--- START Extracted information ---

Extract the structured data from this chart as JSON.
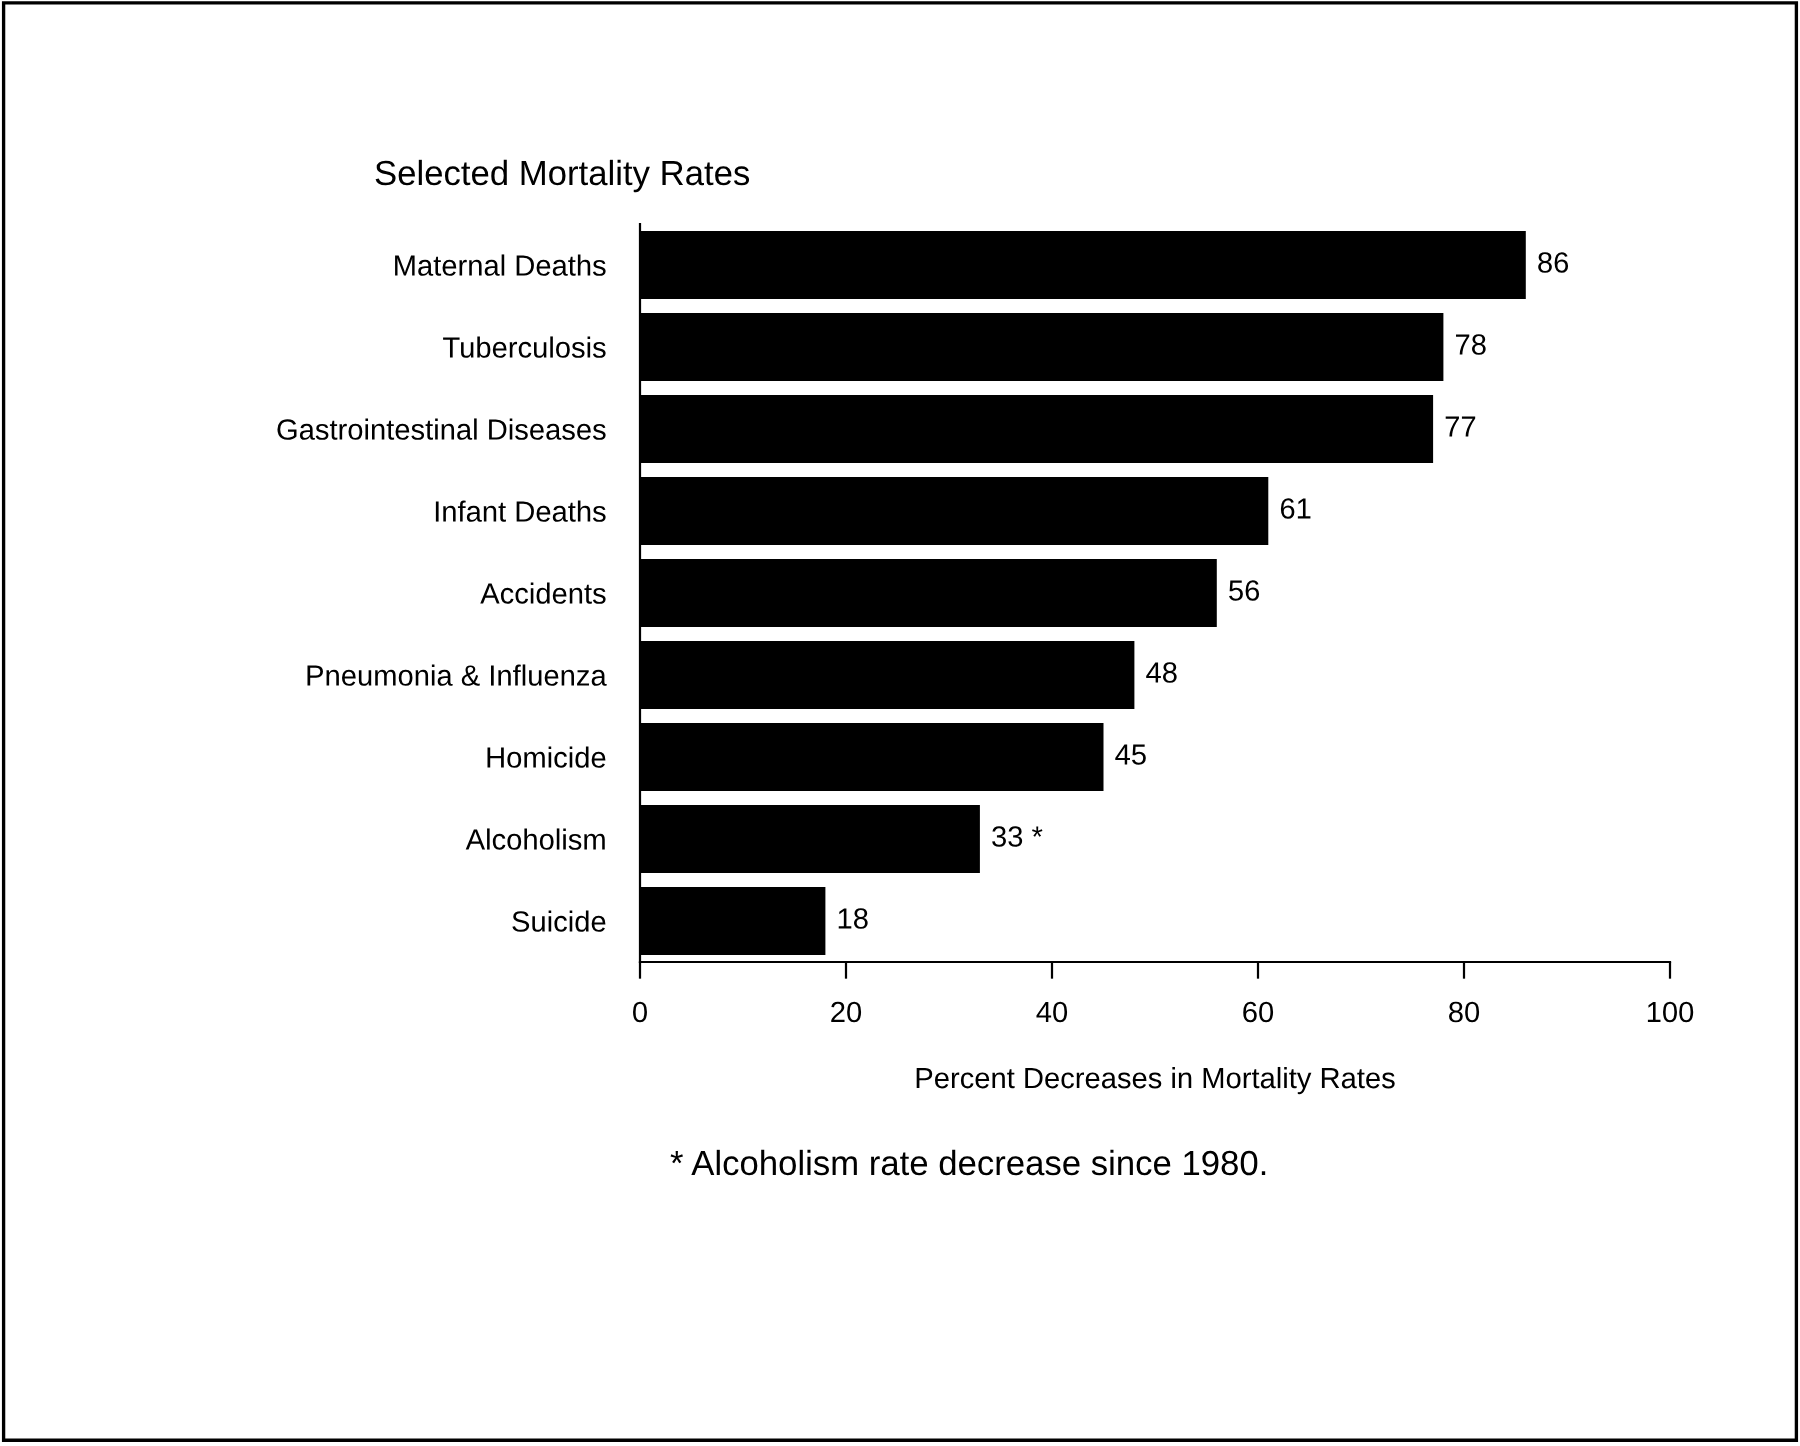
{
  "chart_data": {
    "type": "bar",
    "orientation": "horizontal",
    "title": "Selected Mortality Rates",
    "xlabel": "Percent Decreases in Mortality Rates",
    "categories": [
      "Maternal Deaths",
      "Tuberculosis",
      "Gastrointestinal Diseases",
      "Infant Deaths",
      "Accidents",
      "Pneumonia & Influenza",
      "Homicide",
      "Alcoholism",
      "Suicide"
    ],
    "values": [
      86,
      78,
      77,
      61,
      56,
      48,
      45,
      33,
      18
    ],
    "value_labels": [
      "86",
      "78",
      "77",
      "61",
      "56",
      "48",
      "45",
      "33 *",
      "18"
    ],
    "color": "#000000",
    "xlim": [
      0,
      100
    ],
    "xticks": [
      0,
      20,
      40,
      60,
      80,
      100
    ],
    "grid": false,
    "legend": false,
    "annotations": [
      "* Alcoholism rate decrease since 1980."
    ]
  }
}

--- END Extracted information ---

Reproduce the records verbatim, omitting all images they contain.

Extract the structured data from this chart as JSON.
{
  "chart_data": {
    "type": "bar",
    "orientation": "horizontal",
    "title": "Selected Mortality Rates",
    "xlabel": "Percent Decreases in Mortality Rates",
    "categories": [
      "Maternal Deaths",
      "Tuberculosis",
      "Gastrointestinal Diseases",
      "Infant Deaths",
      "Accidents",
      "Pneumonia & Influenza",
      "Homicide",
      "Alcoholism",
      "Suicide"
    ],
    "values": [
      86,
      78,
      77,
      61,
      56,
      48,
      45,
      33,
      18
    ],
    "value_labels": [
      "86",
      "78",
      "77",
      "61",
      "56",
      "48",
      "45",
      "33 *",
      "18"
    ],
    "color": "#000000",
    "xlim": [
      0,
      100
    ],
    "xticks": [
      0,
      20,
      40,
      60,
      80,
      100
    ],
    "grid": false,
    "legend": false,
    "annotations": [
      "* Alcoholism rate decrease since 1980."
    ]
  }
}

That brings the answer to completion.